[Begin EXTRACTED RECORDS]

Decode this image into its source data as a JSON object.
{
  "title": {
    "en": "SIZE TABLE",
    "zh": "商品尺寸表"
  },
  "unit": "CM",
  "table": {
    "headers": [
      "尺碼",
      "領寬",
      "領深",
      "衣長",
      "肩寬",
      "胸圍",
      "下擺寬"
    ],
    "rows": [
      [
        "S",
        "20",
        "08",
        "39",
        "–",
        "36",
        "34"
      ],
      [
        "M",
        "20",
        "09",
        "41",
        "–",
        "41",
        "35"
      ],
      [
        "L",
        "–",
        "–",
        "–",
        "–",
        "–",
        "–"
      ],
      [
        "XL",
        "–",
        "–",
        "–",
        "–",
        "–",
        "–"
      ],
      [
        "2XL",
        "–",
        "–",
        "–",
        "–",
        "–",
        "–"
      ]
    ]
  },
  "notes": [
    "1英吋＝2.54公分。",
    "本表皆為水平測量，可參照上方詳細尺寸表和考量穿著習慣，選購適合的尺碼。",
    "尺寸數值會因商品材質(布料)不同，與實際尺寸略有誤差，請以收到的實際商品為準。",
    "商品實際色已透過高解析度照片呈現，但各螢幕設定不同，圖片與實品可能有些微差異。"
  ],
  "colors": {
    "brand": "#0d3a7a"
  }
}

[End EXTRACTED RECORDS]

» **WHAT TO DO**: Quote the data in full, keeping each word unchanged.

» **PROBLEM SOLUTION**:
Decode this image into its source data as a JSON object.
{
  "title": {
    "en": "SIZE TABLE",
    "zh": "商品尺寸表"
  },
  "unit": "CM",
  "table": {
    "headers": [
      "尺碼",
      "領寬",
      "領深",
      "衣長",
      "肩寬",
      "胸圍",
      "下擺寬"
    ],
    "rows": [
      [
        "S",
        "20",
        "08",
        "39",
        "–",
        "36",
        "34"
      ],
      [
        "M",
        "20",
        "09",
        "41",
        "–",
        "41",
        "35"
      ],
      [
        "L",
        "–",
        "–",
        "–",
        "–",
        "–",
        "–"
      ],
      [
        "XL",
        "–",
        "–",
        "–",
        "–",
        "–",
        "–"
      ],
      [
        "2XL",
        "–",
        "–",
        "–",
        "–",
        "–",
        "–"
      ]
    ]
  },
  "notes": [
    "1英吋＝2.54公分。",
    "本表皆為水平測量，可參照上方詳細尺寸表和考量穿著習慣，選購適合的尺碼。",
    "尺寸數值會因商品材質(布料)不同，與實際尺寸略有誤差，請以收到的實際商品為準。",
    "商品實際色已透過高解析度照片呈現，但各螢幕設定不同，圖片與實品可能有些微差異。"
  ],
  "colors": {
    "brand": "#0d3a7a"
  }
}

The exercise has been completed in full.